■ Stated problem:
Report, word for word, every line of the material that contains "Pequeño".

++++ Input for this task

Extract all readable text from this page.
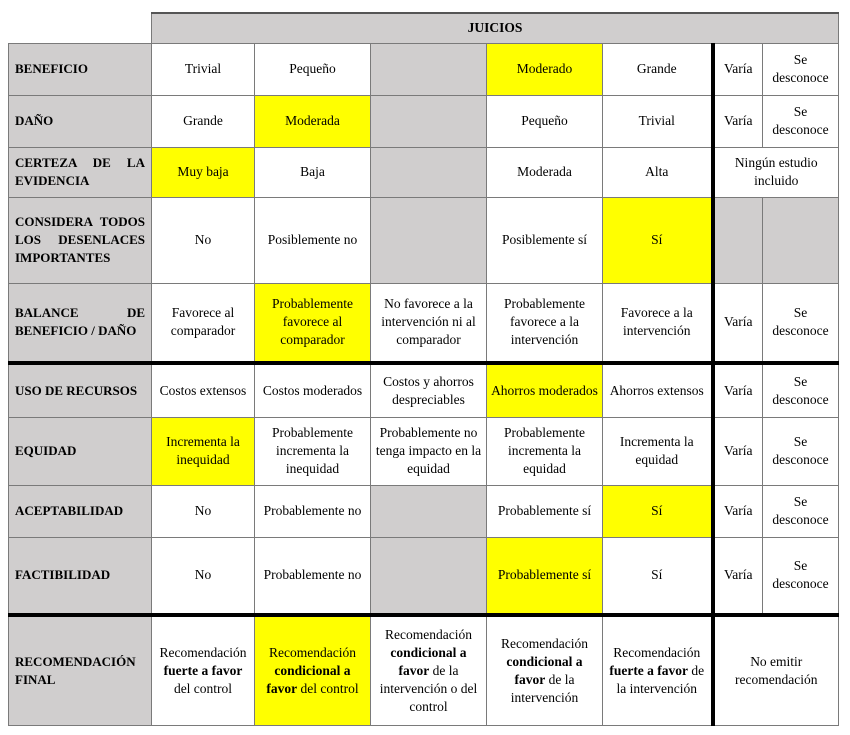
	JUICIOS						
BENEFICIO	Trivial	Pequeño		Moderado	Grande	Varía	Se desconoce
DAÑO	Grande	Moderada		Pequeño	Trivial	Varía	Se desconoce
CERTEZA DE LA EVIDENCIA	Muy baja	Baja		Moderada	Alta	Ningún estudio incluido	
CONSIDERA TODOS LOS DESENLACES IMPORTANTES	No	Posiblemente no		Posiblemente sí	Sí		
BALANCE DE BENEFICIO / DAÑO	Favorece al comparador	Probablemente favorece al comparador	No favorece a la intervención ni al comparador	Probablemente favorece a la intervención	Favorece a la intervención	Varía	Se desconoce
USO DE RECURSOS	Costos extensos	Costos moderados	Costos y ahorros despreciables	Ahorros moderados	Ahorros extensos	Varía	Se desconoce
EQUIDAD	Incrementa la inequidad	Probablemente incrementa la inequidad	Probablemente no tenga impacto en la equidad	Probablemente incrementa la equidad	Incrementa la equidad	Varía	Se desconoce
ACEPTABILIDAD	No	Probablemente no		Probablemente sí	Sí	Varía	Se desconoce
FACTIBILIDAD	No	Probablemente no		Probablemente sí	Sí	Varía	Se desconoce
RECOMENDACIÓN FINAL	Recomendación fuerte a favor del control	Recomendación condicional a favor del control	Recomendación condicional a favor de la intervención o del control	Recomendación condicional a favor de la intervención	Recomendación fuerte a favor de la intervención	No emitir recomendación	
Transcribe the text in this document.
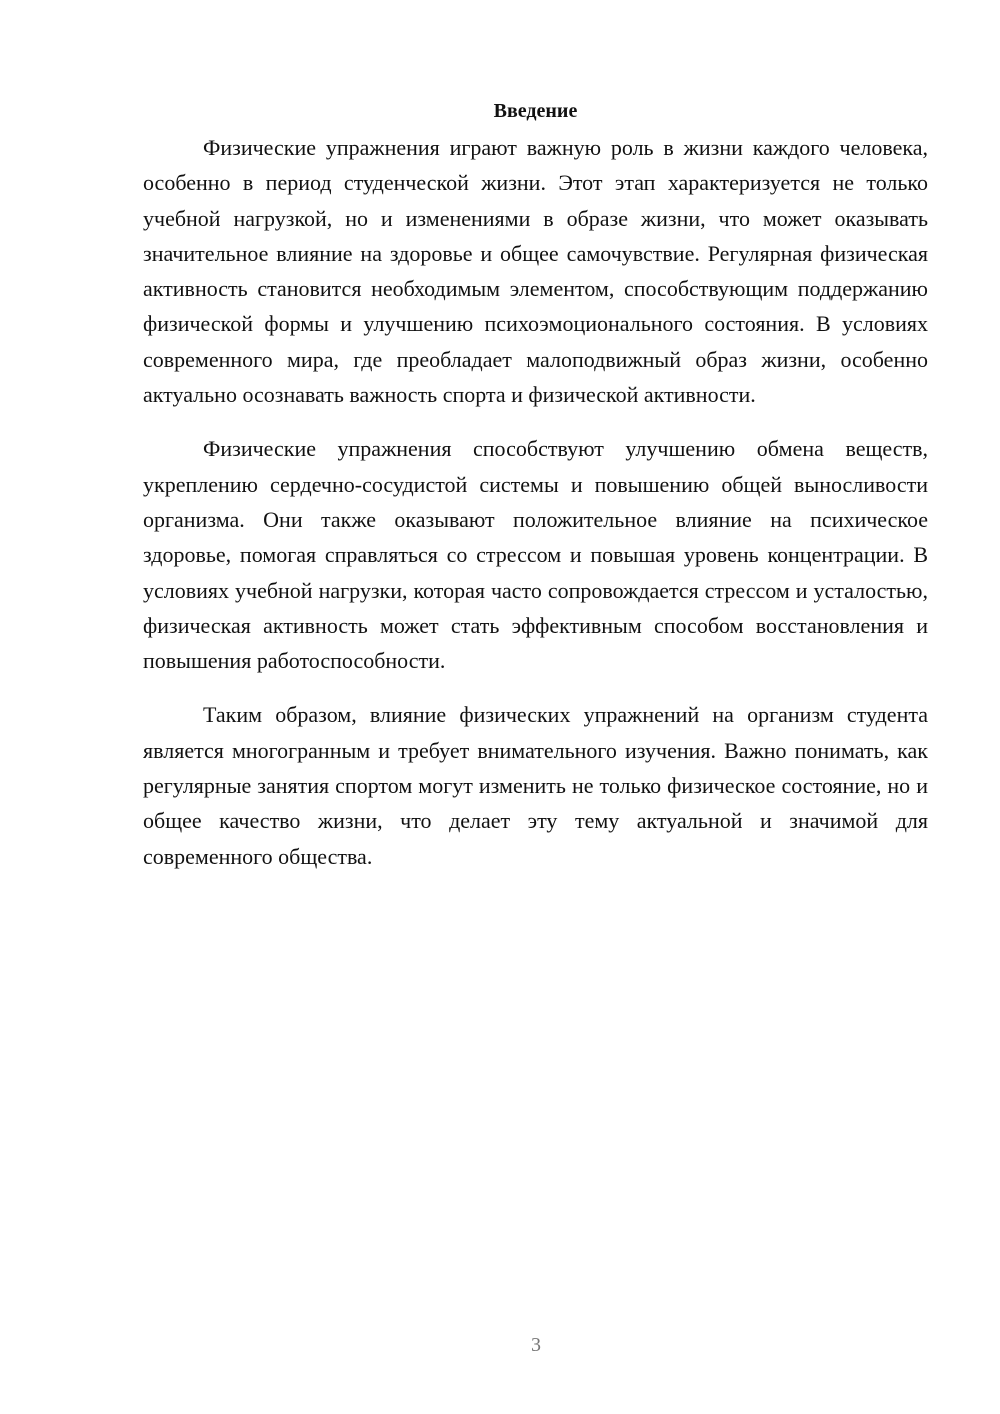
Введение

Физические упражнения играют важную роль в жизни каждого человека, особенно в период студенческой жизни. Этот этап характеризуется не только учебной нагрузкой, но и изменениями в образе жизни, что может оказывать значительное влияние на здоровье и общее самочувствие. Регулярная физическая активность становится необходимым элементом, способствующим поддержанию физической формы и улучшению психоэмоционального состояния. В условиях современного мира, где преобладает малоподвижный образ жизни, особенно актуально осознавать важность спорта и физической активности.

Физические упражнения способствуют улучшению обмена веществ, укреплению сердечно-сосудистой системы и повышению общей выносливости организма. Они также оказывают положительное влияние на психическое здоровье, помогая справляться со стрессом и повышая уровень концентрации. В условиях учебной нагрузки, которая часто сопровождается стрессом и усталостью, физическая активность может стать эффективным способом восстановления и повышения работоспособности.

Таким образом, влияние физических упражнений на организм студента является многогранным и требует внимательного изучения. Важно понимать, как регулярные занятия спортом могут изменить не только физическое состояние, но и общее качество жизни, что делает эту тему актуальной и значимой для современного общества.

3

++++++++
++++ Input for this task

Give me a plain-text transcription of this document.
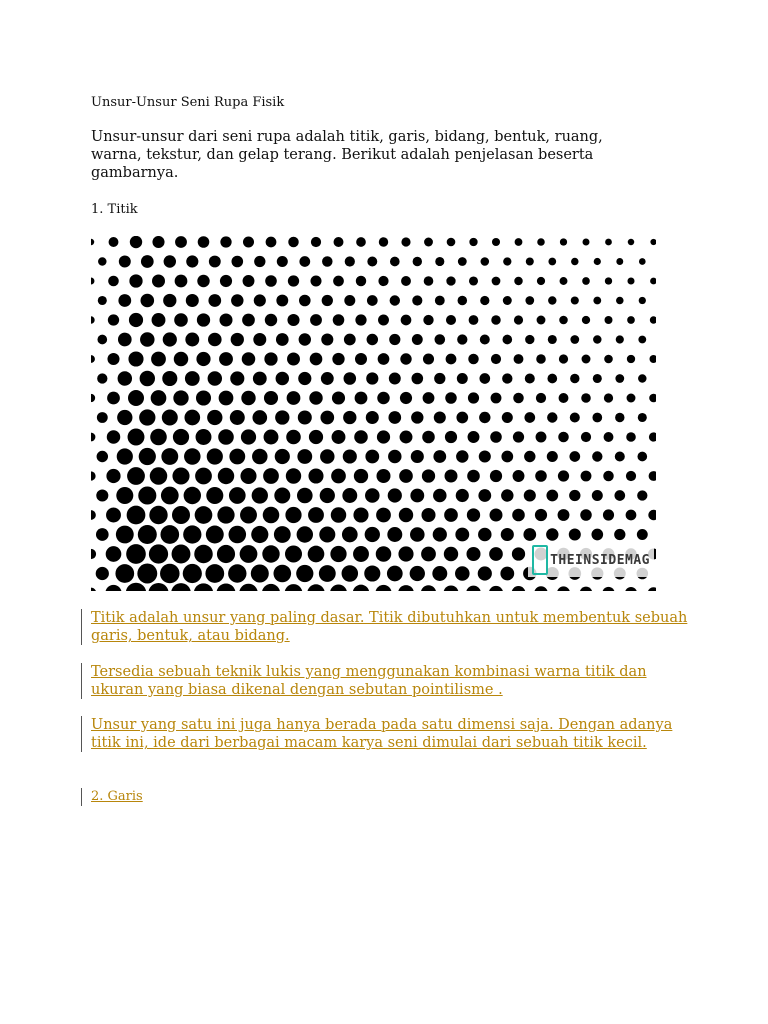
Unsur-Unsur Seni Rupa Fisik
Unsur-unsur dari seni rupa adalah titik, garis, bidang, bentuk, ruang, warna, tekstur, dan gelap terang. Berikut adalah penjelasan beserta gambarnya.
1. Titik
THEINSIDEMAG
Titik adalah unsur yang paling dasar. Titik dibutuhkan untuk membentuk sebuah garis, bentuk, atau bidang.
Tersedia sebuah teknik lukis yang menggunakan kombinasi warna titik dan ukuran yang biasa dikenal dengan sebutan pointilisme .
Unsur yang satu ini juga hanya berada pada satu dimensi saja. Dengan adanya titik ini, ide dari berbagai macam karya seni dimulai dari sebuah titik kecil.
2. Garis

++++++++

■ Written solution:
BENEFICIO	Trivial	Pequeño		Moderado	Grande	Varía	Se desconoce
DAÑO	Grande	Moderada		Pequeño	Trivial	Varía	Se desconoce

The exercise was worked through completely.